* YOUR ASSIGNMENT *
In the comment thread on AI models below, how does one commenter describe Codex models?

* TEXT FOR ANALYSIS *
───

I hope it's isn't such a sycophant like the current gemini 2.5 models, it makes me doubt its output, which is maybe a good thing now that I think about it.

  • > it's over for the other labs.

    What's with the hyperbole? It'll tighten the screws, but saying that it's "over for the other labs' might be a tad premature.

    • I mean over in that I don't see a need to use the other models. Codex models are the best but incredibly slow. Claude models are not as good(IMO) but much faster. If gemini can beat them while having being faster and having better apps with better integrations, i don't see a reason why I would use another provider.

      1 reply →

  • > it's over for the other labs.

    Its not over and never will be for 2 decade old accounting software, it is definitely will not be over for other AI labs.

    • Can you explain what you mean by this? iPhone was the end of Blackberry. It seems reasonable that a smarter, cheaper, faster model would obsolete anything else. ChatGPT has some brand inertia, but not that much given it's barely 2 years old.

We knew it would be a big jump and while it certainly is in many areas - its definitely not "groundbreaking/huge leap" worthy like some were thinking from looking at these numbers.

───

* DATASET EXTRACT *

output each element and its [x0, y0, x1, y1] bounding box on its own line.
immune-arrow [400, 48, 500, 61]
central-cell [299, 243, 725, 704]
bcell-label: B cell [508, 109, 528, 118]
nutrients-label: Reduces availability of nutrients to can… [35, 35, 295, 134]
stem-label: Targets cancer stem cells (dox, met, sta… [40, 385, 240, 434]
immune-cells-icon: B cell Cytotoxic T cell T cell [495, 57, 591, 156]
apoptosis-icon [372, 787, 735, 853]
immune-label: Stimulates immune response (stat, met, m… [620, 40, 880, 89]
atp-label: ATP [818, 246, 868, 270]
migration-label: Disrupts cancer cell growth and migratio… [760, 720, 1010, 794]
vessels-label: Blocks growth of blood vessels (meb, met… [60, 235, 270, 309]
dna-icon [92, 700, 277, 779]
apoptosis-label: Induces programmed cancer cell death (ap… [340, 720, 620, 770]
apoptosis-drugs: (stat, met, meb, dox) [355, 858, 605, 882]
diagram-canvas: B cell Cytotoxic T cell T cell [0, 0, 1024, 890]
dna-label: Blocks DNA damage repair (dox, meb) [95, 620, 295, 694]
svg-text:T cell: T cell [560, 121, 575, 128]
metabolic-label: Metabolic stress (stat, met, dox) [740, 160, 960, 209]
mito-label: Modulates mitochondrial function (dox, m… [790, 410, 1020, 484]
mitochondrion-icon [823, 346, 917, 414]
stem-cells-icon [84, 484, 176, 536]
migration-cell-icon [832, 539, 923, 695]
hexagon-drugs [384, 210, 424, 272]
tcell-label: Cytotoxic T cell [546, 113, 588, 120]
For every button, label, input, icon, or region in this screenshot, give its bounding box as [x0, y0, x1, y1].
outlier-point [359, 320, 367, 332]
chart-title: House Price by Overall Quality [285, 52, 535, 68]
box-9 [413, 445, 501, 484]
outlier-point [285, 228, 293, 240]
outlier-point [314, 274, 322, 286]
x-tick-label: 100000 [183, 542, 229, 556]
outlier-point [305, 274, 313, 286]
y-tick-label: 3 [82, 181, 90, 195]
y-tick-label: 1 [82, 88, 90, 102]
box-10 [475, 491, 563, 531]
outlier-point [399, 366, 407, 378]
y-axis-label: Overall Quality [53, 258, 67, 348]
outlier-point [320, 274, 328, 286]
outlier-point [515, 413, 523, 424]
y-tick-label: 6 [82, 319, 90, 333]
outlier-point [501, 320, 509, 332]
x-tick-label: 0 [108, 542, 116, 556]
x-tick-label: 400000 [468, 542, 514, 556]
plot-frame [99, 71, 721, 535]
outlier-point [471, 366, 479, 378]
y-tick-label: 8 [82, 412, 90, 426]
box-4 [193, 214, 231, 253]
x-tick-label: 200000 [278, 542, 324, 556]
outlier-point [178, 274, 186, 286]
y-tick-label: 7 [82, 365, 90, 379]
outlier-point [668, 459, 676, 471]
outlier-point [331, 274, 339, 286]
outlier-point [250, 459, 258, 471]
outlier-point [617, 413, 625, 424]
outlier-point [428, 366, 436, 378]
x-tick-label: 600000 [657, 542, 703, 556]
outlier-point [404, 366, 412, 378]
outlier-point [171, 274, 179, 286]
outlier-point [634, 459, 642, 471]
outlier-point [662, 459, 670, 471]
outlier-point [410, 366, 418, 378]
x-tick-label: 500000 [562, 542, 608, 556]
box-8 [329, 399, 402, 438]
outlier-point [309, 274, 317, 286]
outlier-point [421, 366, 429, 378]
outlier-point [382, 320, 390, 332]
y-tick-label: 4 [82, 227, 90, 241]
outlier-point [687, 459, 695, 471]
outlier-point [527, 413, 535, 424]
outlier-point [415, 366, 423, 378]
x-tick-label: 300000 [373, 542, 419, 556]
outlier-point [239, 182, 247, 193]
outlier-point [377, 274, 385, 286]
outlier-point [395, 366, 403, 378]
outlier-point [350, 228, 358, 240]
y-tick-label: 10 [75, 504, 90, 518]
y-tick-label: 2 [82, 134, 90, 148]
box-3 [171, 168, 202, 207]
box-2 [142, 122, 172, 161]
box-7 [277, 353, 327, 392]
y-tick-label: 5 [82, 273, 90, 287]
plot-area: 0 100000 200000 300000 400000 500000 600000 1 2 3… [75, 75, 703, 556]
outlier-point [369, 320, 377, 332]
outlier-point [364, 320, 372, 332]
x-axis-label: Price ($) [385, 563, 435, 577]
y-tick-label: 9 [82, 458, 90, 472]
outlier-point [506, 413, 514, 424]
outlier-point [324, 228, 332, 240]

───

* SOLVED EXERCISE *
Codex models are the best but incredibly slow.